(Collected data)
— Begin —

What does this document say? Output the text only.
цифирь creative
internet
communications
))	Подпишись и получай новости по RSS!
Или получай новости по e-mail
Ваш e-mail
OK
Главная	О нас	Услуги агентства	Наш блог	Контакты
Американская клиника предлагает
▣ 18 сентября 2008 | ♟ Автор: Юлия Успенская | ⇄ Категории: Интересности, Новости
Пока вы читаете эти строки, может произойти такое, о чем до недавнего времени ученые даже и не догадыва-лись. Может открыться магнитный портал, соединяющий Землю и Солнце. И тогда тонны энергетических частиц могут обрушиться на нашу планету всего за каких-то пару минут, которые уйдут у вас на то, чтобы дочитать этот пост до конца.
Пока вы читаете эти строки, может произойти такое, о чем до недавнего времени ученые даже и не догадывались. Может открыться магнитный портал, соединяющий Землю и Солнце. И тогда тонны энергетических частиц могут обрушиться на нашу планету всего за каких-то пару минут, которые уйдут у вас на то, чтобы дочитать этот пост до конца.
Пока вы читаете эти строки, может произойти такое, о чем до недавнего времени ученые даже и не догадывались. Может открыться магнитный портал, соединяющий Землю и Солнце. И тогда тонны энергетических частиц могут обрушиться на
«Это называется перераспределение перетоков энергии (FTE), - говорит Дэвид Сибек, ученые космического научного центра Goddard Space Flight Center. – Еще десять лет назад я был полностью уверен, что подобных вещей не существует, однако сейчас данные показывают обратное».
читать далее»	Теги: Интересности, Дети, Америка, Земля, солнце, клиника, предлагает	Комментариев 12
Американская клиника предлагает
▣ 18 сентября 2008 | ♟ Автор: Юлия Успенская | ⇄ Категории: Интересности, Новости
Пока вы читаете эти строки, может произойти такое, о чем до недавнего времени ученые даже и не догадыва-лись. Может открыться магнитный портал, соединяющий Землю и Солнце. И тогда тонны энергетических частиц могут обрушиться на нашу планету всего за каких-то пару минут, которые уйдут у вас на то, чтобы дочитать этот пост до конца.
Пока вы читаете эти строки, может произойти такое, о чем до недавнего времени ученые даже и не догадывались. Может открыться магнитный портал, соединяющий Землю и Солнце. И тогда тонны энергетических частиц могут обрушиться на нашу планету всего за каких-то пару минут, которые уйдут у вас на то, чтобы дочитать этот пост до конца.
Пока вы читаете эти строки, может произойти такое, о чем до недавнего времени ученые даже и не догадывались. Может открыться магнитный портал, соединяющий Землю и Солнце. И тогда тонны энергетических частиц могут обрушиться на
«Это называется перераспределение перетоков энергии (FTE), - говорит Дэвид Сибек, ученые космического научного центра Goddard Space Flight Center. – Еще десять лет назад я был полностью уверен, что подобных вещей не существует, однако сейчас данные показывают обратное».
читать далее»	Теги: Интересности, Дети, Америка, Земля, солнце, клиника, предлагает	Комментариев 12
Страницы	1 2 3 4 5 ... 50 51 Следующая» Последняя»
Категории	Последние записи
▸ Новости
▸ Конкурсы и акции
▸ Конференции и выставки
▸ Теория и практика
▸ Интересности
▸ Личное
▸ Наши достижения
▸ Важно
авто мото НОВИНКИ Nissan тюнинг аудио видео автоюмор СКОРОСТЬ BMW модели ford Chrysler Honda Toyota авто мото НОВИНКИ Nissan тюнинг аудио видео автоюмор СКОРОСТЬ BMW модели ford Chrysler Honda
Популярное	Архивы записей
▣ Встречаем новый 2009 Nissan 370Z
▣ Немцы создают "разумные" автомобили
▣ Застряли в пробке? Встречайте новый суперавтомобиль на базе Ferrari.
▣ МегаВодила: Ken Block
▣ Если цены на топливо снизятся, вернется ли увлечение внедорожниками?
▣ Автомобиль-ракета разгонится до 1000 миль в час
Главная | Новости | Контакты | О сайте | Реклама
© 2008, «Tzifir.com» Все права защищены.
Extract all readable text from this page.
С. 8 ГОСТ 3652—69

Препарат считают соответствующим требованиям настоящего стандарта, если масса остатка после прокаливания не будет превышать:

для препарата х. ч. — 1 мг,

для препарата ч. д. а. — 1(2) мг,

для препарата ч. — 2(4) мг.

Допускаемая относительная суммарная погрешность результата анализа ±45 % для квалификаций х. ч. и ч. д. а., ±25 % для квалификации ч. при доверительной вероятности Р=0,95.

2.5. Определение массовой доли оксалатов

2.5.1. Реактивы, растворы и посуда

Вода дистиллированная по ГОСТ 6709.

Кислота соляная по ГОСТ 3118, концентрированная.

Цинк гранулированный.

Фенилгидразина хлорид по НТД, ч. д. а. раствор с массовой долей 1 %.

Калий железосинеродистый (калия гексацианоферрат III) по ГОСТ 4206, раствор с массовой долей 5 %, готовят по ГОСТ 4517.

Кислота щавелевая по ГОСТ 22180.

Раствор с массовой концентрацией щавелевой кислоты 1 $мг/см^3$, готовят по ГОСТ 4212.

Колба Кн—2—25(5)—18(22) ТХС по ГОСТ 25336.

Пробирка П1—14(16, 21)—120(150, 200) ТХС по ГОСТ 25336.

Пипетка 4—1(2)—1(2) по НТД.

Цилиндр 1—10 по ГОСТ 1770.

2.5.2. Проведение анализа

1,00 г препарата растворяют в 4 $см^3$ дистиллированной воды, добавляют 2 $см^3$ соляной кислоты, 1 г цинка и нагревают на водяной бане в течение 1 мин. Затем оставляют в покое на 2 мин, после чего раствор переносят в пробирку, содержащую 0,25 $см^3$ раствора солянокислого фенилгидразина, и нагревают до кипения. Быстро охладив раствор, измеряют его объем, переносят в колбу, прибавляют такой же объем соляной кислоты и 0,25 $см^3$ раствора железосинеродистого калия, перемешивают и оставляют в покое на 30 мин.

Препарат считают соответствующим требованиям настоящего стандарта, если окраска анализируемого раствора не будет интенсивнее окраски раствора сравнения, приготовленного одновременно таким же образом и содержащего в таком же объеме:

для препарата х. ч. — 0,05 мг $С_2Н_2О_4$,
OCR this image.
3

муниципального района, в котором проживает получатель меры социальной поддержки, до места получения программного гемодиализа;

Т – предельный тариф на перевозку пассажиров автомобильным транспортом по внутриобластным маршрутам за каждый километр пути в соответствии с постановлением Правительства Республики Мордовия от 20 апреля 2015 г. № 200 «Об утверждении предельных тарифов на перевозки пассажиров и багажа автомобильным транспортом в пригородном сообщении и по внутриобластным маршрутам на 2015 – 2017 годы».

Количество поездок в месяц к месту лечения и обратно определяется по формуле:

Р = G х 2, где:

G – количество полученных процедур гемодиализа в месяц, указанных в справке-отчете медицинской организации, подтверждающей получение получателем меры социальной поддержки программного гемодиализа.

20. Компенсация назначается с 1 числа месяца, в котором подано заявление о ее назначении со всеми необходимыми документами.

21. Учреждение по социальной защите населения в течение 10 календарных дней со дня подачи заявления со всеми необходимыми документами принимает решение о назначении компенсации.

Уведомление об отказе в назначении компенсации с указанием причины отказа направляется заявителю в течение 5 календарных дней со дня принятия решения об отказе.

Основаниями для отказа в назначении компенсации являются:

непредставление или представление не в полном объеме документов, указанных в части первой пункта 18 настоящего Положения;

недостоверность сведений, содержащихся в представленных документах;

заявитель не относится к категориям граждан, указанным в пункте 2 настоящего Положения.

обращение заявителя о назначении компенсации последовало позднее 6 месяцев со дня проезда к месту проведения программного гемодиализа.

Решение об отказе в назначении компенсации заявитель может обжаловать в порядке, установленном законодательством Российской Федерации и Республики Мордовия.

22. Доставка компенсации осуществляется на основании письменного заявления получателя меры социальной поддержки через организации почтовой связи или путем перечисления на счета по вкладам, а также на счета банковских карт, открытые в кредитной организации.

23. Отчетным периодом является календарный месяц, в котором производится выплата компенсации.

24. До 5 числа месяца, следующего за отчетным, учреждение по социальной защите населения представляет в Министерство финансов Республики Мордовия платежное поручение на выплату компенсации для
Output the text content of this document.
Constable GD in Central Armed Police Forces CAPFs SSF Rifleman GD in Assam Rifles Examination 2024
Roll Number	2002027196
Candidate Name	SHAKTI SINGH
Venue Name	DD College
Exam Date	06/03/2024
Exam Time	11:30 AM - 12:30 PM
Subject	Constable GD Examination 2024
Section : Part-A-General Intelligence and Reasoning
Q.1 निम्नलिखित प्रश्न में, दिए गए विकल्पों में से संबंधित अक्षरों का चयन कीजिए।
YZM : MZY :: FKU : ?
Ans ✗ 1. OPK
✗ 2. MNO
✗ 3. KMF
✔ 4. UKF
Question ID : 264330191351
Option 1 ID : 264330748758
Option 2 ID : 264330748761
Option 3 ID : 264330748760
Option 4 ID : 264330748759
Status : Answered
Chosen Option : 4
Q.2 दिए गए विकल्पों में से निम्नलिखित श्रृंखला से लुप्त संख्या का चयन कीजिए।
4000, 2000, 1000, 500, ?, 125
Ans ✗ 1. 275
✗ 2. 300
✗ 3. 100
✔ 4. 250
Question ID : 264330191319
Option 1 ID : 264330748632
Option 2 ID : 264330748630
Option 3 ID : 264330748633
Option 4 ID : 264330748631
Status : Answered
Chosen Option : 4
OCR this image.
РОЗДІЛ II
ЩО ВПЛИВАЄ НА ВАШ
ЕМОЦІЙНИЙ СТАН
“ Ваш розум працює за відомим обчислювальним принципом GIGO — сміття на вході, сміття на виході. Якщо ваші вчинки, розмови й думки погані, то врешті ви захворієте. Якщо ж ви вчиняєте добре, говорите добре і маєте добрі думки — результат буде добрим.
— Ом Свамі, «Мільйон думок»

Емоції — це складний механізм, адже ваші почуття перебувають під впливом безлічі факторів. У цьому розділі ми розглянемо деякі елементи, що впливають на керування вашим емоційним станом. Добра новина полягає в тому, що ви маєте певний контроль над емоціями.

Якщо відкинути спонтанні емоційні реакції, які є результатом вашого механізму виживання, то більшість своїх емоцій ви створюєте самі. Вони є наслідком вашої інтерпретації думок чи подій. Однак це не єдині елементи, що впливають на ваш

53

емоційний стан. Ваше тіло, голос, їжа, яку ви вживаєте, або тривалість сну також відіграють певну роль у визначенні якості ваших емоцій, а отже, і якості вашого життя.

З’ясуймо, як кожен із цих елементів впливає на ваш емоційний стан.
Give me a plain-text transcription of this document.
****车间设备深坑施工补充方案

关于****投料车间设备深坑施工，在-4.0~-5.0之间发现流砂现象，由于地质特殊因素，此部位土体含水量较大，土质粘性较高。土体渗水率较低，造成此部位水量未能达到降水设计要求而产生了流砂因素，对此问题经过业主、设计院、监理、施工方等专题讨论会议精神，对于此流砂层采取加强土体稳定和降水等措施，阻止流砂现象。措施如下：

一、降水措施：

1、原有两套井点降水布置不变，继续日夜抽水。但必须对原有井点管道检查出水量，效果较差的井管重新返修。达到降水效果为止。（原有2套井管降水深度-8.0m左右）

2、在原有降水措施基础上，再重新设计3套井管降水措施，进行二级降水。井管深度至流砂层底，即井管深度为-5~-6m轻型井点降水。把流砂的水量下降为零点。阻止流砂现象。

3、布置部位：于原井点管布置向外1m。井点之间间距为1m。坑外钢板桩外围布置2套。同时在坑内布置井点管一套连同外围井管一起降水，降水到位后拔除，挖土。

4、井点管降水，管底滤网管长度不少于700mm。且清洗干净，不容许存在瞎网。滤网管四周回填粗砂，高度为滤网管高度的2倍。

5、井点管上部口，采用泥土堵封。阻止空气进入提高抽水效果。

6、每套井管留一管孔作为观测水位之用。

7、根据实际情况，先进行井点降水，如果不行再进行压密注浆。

— End —

* **TASK OBJECTIVE**
What is the number of lines in the records that contain "mail"? Give that number only.

* **TASK RESPONSE**
2